— start of Data records —

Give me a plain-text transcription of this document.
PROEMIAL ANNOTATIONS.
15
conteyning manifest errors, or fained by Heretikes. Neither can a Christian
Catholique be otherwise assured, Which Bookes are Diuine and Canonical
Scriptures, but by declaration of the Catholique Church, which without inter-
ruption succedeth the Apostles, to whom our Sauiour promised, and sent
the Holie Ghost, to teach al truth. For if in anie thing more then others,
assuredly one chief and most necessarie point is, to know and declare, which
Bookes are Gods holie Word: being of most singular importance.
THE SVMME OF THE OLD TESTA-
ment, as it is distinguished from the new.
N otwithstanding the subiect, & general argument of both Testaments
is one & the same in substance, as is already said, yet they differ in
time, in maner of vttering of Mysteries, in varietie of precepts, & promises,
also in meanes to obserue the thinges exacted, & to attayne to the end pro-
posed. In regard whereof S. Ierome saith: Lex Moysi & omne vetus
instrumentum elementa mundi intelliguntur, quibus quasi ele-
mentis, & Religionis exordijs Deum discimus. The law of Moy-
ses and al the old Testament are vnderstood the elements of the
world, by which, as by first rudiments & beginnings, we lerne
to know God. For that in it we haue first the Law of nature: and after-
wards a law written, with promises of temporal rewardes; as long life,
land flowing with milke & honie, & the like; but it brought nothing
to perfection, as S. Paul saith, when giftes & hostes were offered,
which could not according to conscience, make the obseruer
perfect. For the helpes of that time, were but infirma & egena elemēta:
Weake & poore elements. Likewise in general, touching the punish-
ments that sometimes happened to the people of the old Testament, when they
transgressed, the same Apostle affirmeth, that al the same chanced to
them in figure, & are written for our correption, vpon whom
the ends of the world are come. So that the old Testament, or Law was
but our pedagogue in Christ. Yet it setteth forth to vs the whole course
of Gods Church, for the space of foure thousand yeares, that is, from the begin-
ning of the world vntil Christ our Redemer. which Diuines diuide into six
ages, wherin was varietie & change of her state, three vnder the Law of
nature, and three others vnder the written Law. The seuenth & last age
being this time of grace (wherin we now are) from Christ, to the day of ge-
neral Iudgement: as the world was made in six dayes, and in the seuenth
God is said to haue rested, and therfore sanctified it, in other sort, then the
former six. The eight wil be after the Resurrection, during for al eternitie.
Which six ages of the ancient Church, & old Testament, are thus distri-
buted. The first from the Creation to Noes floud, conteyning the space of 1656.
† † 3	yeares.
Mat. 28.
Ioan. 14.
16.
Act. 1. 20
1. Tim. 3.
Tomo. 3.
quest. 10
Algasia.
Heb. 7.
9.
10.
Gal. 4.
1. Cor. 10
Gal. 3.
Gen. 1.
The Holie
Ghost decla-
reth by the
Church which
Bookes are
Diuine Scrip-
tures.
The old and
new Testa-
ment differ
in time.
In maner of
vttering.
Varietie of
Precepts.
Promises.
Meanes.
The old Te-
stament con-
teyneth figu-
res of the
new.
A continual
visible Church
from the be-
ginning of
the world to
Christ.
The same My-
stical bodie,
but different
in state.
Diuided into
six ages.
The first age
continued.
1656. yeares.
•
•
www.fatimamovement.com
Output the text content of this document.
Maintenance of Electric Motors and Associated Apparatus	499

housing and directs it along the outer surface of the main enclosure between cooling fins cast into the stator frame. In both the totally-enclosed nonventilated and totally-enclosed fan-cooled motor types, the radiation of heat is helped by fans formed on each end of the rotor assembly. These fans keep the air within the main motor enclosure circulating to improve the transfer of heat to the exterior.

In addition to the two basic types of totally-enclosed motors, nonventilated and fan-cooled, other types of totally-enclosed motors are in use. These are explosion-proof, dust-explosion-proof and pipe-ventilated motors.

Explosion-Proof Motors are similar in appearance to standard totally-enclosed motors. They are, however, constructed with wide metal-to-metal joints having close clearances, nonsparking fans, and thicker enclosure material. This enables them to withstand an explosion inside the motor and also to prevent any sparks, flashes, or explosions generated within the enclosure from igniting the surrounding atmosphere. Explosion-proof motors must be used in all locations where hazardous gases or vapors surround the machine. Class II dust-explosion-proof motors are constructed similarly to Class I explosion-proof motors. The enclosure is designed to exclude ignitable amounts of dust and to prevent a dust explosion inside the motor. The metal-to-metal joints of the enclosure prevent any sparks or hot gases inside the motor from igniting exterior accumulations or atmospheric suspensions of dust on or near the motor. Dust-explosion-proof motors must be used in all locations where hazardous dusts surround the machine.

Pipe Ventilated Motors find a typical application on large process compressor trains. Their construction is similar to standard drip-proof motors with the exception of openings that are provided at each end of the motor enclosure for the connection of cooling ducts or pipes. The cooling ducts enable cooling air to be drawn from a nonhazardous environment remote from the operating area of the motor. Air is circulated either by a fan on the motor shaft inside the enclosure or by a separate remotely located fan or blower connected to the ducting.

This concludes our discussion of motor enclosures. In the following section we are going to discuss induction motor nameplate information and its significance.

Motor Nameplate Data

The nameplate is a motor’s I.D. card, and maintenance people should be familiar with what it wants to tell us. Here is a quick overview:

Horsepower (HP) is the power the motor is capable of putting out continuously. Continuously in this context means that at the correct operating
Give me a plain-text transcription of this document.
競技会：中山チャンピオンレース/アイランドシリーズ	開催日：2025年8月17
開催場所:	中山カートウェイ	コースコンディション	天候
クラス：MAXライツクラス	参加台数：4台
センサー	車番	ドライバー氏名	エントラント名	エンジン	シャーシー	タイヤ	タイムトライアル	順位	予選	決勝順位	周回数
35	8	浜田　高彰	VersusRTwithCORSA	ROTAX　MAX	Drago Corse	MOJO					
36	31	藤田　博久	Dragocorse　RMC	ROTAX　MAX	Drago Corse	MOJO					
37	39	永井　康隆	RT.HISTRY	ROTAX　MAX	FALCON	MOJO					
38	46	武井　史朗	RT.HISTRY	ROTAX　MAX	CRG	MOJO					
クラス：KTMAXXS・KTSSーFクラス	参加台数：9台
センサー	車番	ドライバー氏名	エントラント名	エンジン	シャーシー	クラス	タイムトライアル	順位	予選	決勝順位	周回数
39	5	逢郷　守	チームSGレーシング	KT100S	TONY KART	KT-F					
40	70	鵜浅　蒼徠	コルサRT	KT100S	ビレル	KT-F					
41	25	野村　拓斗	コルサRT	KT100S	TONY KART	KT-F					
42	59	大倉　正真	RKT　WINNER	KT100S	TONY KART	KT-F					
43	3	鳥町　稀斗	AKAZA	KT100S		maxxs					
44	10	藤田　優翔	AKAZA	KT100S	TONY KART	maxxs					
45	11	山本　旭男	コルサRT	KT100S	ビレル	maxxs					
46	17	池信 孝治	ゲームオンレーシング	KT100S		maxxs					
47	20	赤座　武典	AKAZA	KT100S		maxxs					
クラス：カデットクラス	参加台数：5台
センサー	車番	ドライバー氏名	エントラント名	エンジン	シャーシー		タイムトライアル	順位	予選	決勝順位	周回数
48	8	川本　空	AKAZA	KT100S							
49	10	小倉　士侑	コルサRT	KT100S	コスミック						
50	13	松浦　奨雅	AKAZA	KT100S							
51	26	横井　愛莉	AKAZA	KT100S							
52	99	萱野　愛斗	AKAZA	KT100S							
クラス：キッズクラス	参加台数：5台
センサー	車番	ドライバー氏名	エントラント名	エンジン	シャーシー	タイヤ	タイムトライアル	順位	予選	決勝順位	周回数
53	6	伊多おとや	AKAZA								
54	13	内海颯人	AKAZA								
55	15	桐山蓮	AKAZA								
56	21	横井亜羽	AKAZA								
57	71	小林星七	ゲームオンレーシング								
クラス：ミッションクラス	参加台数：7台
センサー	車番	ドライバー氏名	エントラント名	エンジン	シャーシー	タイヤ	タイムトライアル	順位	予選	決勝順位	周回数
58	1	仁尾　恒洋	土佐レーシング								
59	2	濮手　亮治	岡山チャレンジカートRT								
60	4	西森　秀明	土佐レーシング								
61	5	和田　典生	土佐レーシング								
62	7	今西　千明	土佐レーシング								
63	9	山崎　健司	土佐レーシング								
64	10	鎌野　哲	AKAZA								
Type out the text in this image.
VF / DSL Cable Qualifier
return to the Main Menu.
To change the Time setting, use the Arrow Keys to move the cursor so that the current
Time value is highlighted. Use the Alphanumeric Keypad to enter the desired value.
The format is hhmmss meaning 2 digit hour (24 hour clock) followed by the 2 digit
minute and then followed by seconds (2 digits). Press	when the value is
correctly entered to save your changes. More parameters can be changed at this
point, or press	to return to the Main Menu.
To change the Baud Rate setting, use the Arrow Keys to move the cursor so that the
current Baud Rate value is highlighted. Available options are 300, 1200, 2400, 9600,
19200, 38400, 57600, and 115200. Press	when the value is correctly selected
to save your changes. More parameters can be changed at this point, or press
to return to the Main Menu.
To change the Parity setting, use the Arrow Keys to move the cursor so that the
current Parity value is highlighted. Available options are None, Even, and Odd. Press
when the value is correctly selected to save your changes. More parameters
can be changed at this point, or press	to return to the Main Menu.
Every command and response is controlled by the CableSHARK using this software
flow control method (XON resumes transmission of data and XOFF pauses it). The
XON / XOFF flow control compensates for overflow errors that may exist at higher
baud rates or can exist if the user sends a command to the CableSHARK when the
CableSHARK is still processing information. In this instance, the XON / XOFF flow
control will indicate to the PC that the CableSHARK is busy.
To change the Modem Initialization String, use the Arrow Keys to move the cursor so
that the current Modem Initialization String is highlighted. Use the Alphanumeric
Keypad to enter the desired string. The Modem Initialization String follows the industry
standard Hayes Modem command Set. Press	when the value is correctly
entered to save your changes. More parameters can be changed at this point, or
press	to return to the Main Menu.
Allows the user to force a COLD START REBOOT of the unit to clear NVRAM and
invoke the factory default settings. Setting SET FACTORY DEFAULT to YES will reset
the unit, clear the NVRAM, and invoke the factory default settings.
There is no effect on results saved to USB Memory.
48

— end of Data records —

→ Exercise brief
Go through the material and select each line with the string "current" in it.

→ Expected output
To change the Time setting, use the Arrow Keys to move the cursor so that the current
current Baud Rate value is highlighted. Available options are 300, 1200, 2400, 9600,
current Parity value is highlighted. Available options are None, Even, and Odd. Press
that the current Modem Initialization String is highlighted. Use the Alphanumeric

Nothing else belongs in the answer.